## begin MATERIAL PROVIDED

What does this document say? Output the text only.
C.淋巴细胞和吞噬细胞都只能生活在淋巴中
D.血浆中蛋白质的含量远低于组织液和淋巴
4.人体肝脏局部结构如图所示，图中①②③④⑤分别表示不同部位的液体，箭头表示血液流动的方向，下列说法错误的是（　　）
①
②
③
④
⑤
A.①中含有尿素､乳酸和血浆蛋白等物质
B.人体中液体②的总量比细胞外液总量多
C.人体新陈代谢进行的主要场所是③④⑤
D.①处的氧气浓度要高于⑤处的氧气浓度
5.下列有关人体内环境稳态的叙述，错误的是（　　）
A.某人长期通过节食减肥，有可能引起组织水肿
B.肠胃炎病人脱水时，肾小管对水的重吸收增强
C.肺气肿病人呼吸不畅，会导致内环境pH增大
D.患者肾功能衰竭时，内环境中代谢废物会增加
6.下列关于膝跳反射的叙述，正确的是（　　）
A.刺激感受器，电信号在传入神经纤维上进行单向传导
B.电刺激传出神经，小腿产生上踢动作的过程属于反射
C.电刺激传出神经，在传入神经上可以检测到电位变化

## end MATERIAL PROVIDED

* TASK OBJECTIVE *
Retype the records in full. Keep every line identical to the original.

* ANSWER TO THIS TASK *
What does this document say? Output the text only.
C.淋巴细胞和吞噬细胞都只能生活在淋巴中
D.血浆中蛋白质的含量远低于组织液和淋巴
4.人体肝脏局部结构如图所示，图中①②③④⑤分别表示不同部位的液体，箭头表示血液流动的方向，下列说法错误的是（　　）
①
②
③
④
⑤
A.①中含有尿素､乳酸和血浆蛋白等物质
B.人体中液体②的总量比细胞外液总量多
C.人体新陈代谢进行的主要场所是③④⑤
D.①处的氧气浓度要高于⑤处的氧气浓度
5.下列有关人体内环境稳态的叙述，错误的是（　　）
A.某人长期通过节食减肥，有可能引起组织水肿
B.肠胃炎病人脱水时，肾小管对水的重吸收增强
C.肺气肿病人呼吸不畅，会导致内环境pH增大
D.患者肾功能衰竭时，内环境中代谢废物会增加
6.下列关于膝跳反射的叙述，正确的是（　　）
A.刺激感受器，电信号在传入神经纤维上进行单向传导
B.电刺激传出神经，小腿产生上踢动作的过程属于反射
C.电刺激传出神经，在传入神经上可以检测到电位变化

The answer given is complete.